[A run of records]
>> start
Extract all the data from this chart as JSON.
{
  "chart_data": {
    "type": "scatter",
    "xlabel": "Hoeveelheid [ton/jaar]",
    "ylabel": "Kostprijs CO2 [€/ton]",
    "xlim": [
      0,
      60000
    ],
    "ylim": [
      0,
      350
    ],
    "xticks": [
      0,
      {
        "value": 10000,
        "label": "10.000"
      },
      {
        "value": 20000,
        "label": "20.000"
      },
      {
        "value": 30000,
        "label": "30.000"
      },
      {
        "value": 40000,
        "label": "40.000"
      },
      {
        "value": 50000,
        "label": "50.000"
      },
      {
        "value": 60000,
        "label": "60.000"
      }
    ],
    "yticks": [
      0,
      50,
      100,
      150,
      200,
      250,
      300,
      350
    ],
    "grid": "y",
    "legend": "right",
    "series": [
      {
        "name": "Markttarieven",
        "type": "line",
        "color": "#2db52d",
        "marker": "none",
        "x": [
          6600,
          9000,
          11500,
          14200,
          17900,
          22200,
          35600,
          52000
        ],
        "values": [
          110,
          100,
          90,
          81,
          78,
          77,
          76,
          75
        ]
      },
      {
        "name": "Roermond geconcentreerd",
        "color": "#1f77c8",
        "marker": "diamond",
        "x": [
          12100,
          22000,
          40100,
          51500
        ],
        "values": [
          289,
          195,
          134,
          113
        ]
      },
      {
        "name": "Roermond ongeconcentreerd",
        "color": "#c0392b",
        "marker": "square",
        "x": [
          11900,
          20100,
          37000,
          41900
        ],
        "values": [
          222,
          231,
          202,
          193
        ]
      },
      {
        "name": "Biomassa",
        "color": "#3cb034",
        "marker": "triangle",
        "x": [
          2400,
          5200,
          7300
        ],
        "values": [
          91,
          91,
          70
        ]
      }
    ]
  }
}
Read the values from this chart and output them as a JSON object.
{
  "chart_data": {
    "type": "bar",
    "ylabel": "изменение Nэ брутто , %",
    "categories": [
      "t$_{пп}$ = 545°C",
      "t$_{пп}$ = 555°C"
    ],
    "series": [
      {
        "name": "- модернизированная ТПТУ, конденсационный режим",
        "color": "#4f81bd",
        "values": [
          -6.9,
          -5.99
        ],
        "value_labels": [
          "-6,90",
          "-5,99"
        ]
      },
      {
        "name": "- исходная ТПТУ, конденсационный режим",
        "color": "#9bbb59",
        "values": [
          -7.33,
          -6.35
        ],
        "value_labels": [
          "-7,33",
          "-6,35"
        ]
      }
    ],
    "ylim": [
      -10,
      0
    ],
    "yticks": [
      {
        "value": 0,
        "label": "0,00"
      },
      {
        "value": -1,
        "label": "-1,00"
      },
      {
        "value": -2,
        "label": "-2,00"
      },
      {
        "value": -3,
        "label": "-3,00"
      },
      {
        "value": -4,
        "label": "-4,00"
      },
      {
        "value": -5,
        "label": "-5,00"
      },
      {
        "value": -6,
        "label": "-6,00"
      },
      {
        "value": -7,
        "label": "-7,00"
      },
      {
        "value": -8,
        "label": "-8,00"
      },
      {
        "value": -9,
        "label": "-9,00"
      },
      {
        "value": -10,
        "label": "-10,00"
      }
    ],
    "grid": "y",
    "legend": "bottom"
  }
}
>> end
**Work to be completed**
Reproduce the listing shown above in its entirety, exactly.

**Final answer**
Extract all the data from this chart as JSON.
{
  "chart_data": {
    "type": "scatter",
    "xlabel": "Hoeveelheid [ton/jaar]",
    "ylabel": "Kostprijs CO2 [€/ton]",
    "xlim": [
      0,
      60000
    ],
    "ylim": [
      0,
      350
    ],
    "xticks": [
      0,
      {
        "value": 10000,
        "label": "10.000"
      },
      {
        "value": 20000,
        "label": "20.000"
      },
      {
        "value": 30000,
        "label": "30.000"
      },
      {
        "value": 40000,
        "label": "40.000"
      },
      {
        "value": 50000,
        "label": "50.000"
      },
      {
        "value": 60000,
        "label": "60.000"
      }
    ],
    "yticks": [
      0,
      50,
      100,
      150,
      200,
      250,
      300,
      350
    ],
    "grid": "y",
    "legend": "right",
    "series": [
      {
        "name": "Markttarieven",
        "type": "line",
        "color": "#2db52d",
        "marker": "none",
        "x": [
          6600,
          9000,
          11500,
          14200,
          17900,
          22200,
          35600,
          52000
        ],
        "values": [
          110,
          100,
          90,
          81,
          78,
          77,
          76,
          75
        ]
      },
      {
        "name": "Roermond geconcentreerd",
        "color": "#1f77c8",
        "marker": "diamond",
        "x": [
          12100,
          22000,
          40100,
          51500
        ],
        "values": [
          289,
          195,
          134,
          113
        ]
      },
      {
        "name": "Roermond ongeconcentreerd",
        "color": "#c0392b",
        "marker": "square",
        "x": [
          11900,
          20100,
          37000,
          41900
        ],
        "values": [
          222,
          231,
          202,
          193
        ]
      },
      {
        "name": "Biomassa",
        "color": "#3cb034",
        "marker": "triangle",
        "x": [
          2400,
          5200,
          7300
        ],
        "values": [
          91,
          91,
          70
        ]
      }
    ]
  }
}
Read the values from this chart and output them as a JSON object.
{
  "chart_data": {
    "type": "bar",
    "ylabel": "изменение Nэ брутто , %",
    "categories": [
      "t$_{пп}$ = 545°C",
      "t$_{пп}$ = 555°C"
    ],
    "series": [
      {
        "name": "- модернизированная ТПТУ, конденсационный режим",
        "color": "#4f81bd",
        "values": [
          -6.9,
          -5.99
        ],
        "value_labels": [
          "-6,90",
          "-5,99"
        ]
      },
      {
        "name": "- исходная ТПТУ, конденсационный режим",
        "color": "#9bbb59",
        "values": [
          -7.33,
          -6.35
        ],
        "value_labels": [
          "-7,33",
          "-6,35"
        ]
      }
    ],
    "ylim": [
      -10,
      0
    ],
    "yticks": [
      {
        "value": 0,
        "label": "0,00"
      },
      {
        "value": -1,
        "label": "-1,00"
      },
      {
        "value": -2,
        "label": "-2,00"
      },
      {
        "value": -3,
        "label": "-3,00"
      },
      {
        "value": -4,
        "label": "-4,00"
      },
      {
        "value": -5,
        "label": "-5,00"
      },
      {
        "value": -6,
        "label": "-6,00"
      },
      {
        "value": -7,
        "label": "-7,00"
      },
      {
        "value": -8,
        "label": "-8,00"
      },
      {
        "value": -9,
        "label": "-9,00"
      },
      {
        "value": -10,
        "label": "-10,00"
      }
    ],
    "grid": "y",
    "legend": "bottom"
  }
}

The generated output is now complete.